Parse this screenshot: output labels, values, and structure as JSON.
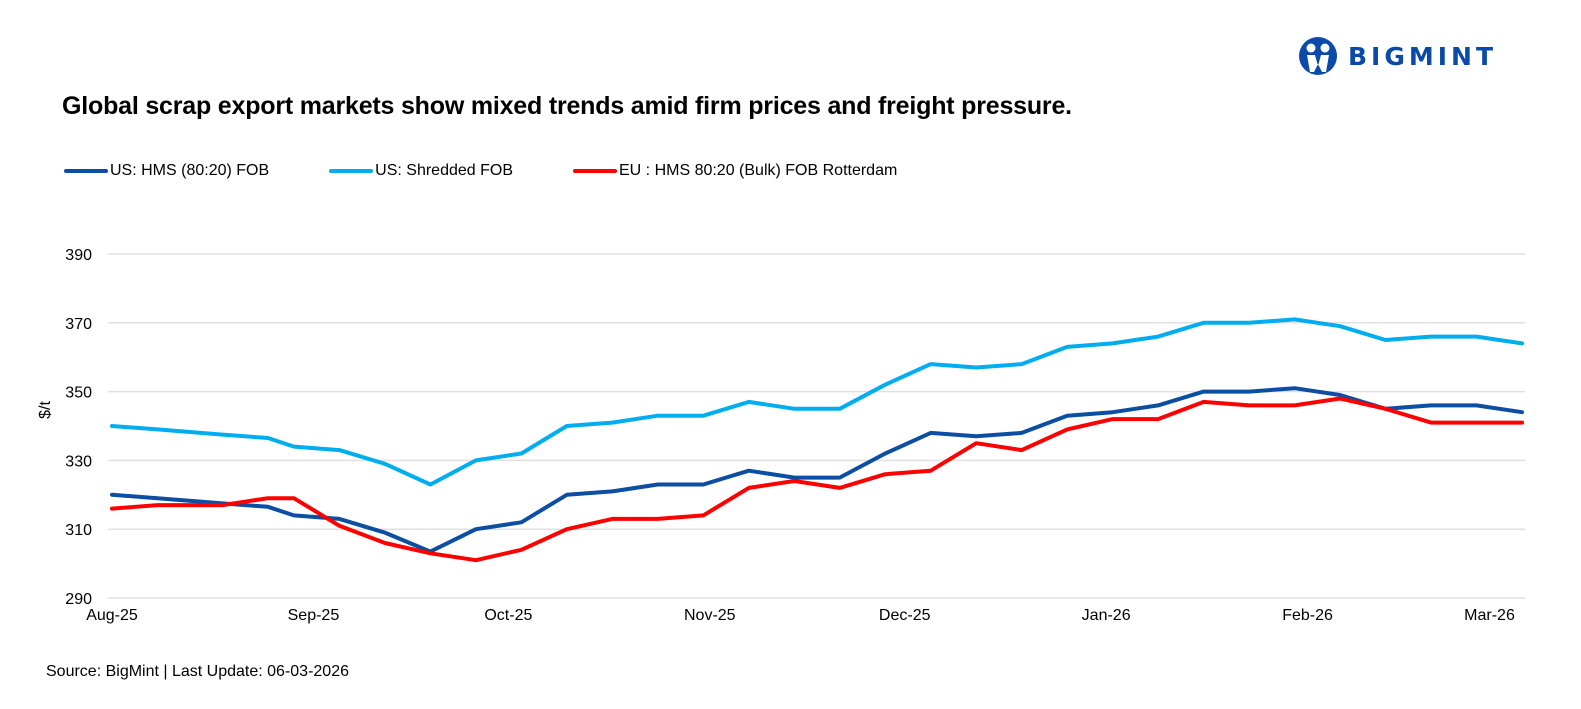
{
  "brand": {
    "name": "BIGMINT",
    "color": "#0a4aa8"
  },
  "title": "Global scrap export markets show mixed trends amid firm prices and freight pressure.",
  "source": "Source: BigMint | Last Update: 06-03-2026",
  "chart_data": {
    "type": "line",
    "title": "Global scrap export markets show mixed trends amid firm prices and freight pressure.",
    "ylabel": "$/t",
    "xlabel": "",
    "ylim": [
      290,
      390
    ],
    "yticks": [
      290,
      310,
      330,
      350,
      370,
      390
    ],
    "xlim": [
      "2025-08-01",
      "2026-03-06"
    ],
    "xticks": [
      {
        "date": "2025-08-01",
        "label": "Aug-25"
      },
      {
        "date": "2025-09-01",
        "label": "Sep-25"
      },
      {
        "date": "2025-10-01",
        "label": "Oct-25"
      },
      {
        "date": "2025-11-01",
        "label": "Nov-25"
      },
      {
        "date": "2025-12-01",
        "label": "Dec-25"
      },
      {
        "date": "2026-01-01",
        "label": "Jan-26"
      },
      {
        "date": "2026-02-01",
        "label": "Feb-26"
      },
      {
        "date": "2026-03-01",
        "label": "Mar-26"
      }
    ],
    "grid": "horizontal",
    "legend": "top-left",
    "x": [
      "2025-08-01",
      "2025-08-08",
      "2025-08-18",
      "2025-08-25",
      "2025-08-29",
      "2025-09-05",
      "2025-09-12",
      "2025-09-19",
      "2025-09-26",
      "2025-10-03",
      "2025-10-10",
      "2025-10-17",
      "2025-10-24",
      "2025-10-31",
      "2025-11-07",
      "2025-11-14",
      "2025-11-21",
      "2025-11-28",
      "2025-12-05",
      "2025-12-12",
      "2025-12-19",
      "2025-12-26",
      "2026-01-02",
      "2026-01-09",
      "2026-01-16",
      "2026-01-23",
      "2026-01-30",
      "2026-02-06",
      "2026-02-13",
      "2026-02-20",
      "2026-02-27",
      "2026-03-06"
    ],
    "series": [
      {
        "name": "US: HMS (80:20) FOB",
        "color": "#0b4ea2",
        "values": [
          320,
          319,
          317.5,
          316.5,
          314,
          313,
          309,
          303.5,
          310,
          312,
          320,
          321,
          323,
          323,
          327,
          325,
          325,
          332,
          338,
          337,
          338,
          343,
          344,
          346,
          350,
          350,
          351,
          349,
          345,
          346,
          346,
          344
        ]
      },
      {
        "name": "US: Shredded FOB",
        "color": "#00aeef",
        "values": [
          340,
          339,
          337.5,
          336.5,
          334,
          333,
          329,
          323,
          330,
          332,
          340,
          341,
          343,
          343,
          347,
          345,
          345,
          352,
          358,
          357,
          358,
          363,
          364,
          366,
          370,
          370,
          371,
          369,
          365,
          366,
          366,
          364
        ]
      },
      {
        "name": "EU : HMS 80:20 (Bulk) FOB Rotterdam",
        "color": "#ff0000",
        "values": [
          316,
          317,
          317,
          319,
          319,
          311,
          306,
          303,
          301,
          304,
          310,
          313,
          313,
          314,
          322,
          324,
          322,
          326,
          327,
          335,
          333,
          339,
          342,
          342,
          347,
          346,
          346,
          348,
          345,
          341,
          341,
          341
        ]
      }
    ]
  }
}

> [The problem] Gather all lines from the records above in which "freight" appears.

> [Result for this task]
  "title": "Global scrap export markets show mixed trends amid firm prices and freight pressure.",
    "title": "Global scrap export markets show mixed trends amid firm prices and freight pressure.",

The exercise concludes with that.